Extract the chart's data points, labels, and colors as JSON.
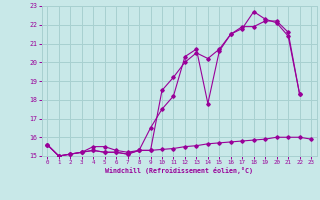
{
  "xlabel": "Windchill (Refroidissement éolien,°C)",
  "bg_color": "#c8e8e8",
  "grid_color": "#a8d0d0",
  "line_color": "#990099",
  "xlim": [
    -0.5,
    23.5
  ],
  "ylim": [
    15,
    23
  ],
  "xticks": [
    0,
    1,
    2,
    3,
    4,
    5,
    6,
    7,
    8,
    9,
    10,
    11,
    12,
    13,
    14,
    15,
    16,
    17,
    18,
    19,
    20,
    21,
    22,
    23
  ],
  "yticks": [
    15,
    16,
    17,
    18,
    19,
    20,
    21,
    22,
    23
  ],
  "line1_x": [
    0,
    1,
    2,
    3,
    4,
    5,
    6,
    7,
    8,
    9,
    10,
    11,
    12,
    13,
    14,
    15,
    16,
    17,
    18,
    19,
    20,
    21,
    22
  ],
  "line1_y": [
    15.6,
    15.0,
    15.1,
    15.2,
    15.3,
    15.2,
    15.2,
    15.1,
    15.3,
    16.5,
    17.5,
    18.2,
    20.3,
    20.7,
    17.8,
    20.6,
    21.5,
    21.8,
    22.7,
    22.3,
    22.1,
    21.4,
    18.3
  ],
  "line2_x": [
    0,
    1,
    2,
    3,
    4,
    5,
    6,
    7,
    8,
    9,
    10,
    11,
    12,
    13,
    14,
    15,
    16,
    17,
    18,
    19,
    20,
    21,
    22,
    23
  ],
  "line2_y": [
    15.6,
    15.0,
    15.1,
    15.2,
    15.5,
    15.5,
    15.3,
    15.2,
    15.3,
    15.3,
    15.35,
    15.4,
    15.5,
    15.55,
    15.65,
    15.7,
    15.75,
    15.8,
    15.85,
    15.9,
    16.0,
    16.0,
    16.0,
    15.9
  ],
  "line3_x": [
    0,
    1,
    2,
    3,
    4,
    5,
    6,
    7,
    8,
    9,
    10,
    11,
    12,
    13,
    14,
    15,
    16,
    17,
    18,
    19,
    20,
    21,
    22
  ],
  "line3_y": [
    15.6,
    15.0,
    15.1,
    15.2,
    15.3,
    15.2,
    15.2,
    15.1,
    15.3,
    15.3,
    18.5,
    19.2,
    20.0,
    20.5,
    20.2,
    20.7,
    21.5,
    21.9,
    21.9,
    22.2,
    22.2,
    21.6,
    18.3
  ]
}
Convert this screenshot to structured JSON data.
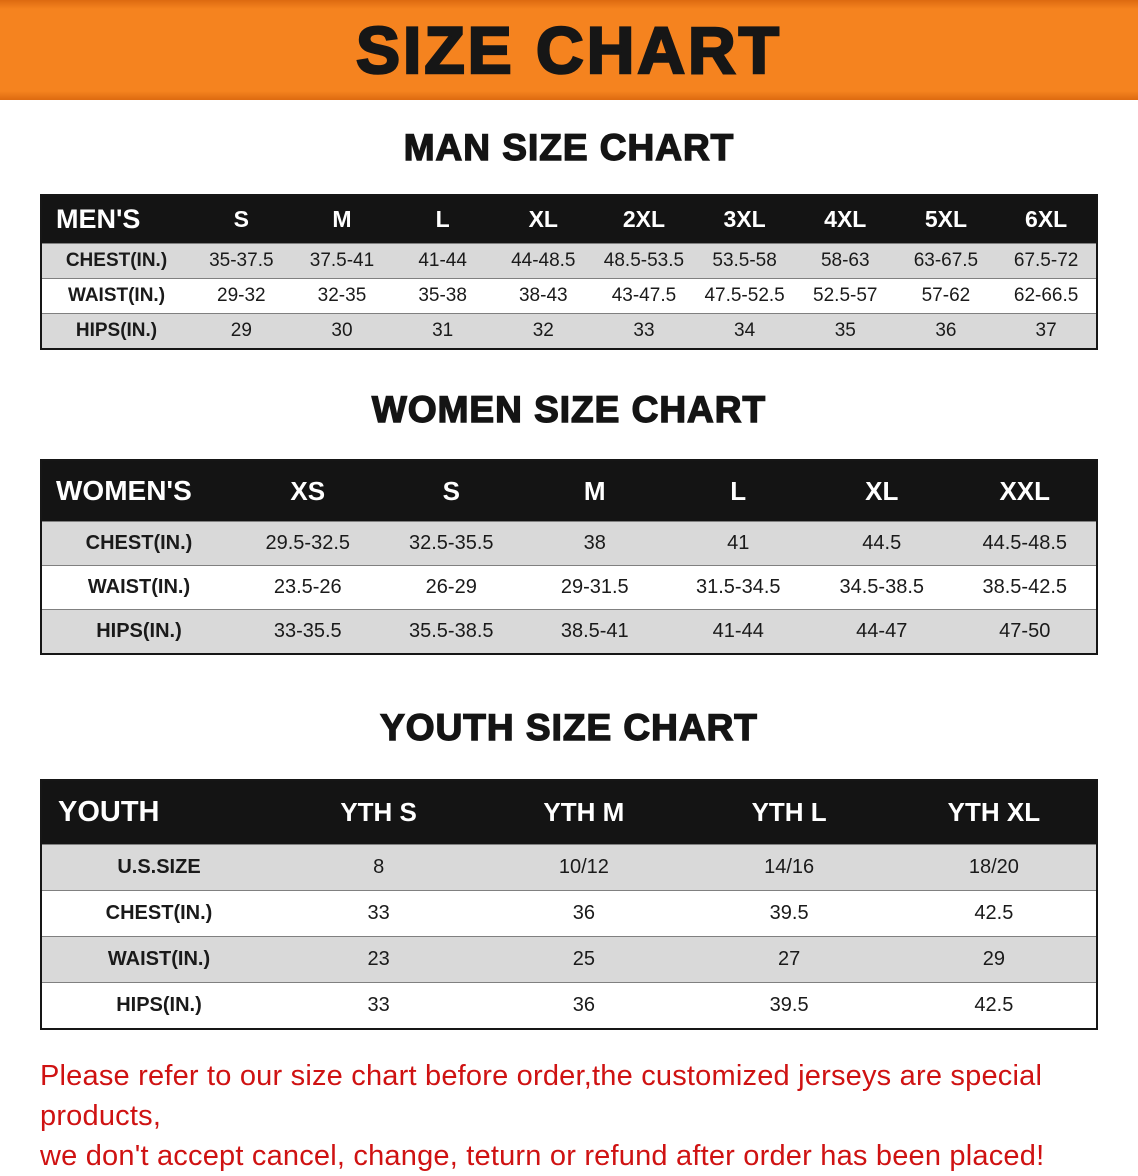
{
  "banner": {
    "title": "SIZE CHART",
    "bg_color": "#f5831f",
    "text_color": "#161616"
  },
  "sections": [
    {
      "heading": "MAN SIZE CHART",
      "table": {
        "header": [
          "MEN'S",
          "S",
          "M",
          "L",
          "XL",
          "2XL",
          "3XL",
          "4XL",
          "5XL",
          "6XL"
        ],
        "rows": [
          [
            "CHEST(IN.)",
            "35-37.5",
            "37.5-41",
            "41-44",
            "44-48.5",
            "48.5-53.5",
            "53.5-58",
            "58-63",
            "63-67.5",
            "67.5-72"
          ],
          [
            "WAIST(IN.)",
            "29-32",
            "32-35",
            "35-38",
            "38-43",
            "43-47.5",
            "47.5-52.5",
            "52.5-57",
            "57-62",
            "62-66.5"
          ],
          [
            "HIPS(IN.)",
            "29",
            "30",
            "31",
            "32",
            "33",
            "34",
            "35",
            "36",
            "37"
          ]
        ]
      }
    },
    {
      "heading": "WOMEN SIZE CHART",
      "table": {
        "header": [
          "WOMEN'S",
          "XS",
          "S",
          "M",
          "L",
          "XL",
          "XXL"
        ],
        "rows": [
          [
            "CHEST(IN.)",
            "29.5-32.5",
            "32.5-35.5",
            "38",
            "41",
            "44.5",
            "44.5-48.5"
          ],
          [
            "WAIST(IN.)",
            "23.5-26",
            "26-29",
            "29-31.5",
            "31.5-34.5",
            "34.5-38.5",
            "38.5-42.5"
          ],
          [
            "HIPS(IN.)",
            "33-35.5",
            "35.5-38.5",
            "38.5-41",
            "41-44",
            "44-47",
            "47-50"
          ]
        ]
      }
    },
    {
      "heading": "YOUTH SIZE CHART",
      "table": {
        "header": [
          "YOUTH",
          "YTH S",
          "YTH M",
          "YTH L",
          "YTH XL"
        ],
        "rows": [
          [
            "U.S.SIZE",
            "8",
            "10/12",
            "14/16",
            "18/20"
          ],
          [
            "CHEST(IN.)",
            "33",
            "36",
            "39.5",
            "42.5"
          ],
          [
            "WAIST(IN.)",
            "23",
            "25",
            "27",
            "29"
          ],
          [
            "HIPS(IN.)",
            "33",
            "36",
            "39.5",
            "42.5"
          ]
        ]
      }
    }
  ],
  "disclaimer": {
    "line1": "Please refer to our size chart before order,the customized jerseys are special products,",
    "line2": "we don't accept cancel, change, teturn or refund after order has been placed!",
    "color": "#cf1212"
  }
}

* * *

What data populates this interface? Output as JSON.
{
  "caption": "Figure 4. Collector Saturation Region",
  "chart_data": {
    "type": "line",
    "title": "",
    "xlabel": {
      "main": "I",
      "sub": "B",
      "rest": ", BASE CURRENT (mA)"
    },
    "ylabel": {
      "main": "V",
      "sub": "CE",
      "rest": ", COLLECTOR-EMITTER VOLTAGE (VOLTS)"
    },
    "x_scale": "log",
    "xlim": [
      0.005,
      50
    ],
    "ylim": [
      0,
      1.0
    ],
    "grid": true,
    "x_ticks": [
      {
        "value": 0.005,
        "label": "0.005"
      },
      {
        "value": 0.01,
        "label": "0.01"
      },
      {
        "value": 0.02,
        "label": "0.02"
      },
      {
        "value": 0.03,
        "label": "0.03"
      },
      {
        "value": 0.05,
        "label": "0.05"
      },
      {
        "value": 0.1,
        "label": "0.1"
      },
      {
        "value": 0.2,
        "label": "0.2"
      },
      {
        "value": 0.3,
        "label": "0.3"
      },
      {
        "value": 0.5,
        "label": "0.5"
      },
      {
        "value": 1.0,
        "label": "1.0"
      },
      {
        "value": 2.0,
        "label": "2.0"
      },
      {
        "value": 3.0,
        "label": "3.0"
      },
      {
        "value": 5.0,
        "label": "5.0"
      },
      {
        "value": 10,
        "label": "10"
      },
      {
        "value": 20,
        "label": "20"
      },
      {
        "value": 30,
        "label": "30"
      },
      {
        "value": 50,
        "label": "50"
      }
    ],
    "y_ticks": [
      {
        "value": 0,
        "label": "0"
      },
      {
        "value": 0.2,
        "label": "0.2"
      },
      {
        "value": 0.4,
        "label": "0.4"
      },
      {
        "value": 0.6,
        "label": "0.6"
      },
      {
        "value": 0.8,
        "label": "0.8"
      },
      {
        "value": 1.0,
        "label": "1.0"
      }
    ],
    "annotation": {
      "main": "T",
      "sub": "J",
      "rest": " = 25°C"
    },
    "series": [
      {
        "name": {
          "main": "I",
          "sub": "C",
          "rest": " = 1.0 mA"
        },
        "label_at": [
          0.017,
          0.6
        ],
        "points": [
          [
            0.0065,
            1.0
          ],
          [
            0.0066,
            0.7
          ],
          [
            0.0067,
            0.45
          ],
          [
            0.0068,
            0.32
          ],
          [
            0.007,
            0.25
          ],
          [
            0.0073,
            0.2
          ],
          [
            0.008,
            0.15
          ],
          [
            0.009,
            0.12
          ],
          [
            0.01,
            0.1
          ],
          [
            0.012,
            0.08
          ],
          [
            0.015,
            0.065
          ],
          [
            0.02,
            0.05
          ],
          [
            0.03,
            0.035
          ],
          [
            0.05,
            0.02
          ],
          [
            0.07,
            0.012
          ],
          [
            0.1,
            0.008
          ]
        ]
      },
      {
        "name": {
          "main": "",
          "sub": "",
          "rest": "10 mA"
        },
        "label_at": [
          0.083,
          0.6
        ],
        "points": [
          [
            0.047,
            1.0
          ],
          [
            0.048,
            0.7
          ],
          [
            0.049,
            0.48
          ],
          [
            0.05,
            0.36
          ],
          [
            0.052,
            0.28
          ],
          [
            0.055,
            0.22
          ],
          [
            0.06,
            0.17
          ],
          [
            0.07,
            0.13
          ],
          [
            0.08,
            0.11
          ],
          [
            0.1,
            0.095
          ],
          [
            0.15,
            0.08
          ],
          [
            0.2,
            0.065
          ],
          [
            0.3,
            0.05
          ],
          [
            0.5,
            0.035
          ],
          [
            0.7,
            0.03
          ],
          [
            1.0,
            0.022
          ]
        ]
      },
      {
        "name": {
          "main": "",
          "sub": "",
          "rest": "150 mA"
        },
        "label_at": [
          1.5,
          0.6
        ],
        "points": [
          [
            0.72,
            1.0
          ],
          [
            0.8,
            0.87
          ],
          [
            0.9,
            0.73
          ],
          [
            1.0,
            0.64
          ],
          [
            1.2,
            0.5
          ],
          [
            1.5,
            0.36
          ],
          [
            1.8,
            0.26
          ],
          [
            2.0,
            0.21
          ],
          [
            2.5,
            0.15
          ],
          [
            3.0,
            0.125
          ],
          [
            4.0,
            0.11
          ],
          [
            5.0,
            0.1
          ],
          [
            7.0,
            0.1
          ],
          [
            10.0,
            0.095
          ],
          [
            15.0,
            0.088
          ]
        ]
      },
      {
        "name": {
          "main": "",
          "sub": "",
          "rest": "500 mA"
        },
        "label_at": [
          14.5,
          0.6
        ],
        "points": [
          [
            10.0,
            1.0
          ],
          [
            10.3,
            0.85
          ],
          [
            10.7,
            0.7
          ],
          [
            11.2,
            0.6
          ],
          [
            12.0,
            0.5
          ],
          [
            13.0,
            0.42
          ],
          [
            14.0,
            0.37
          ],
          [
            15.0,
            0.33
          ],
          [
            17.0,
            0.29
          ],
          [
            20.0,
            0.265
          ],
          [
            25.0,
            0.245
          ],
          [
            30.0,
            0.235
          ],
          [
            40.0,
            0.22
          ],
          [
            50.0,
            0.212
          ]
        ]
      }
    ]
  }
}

■ INSTRUCTIONS FOR THE TASK ■
Report every line containing the word "main" from the listing above.

■ WRITTEN RESPONSE ■
      "main": "I",
      "main": "V",
      "main": "T",
          "main": "I",
          "main": "",
          "main": "",
          "main": "",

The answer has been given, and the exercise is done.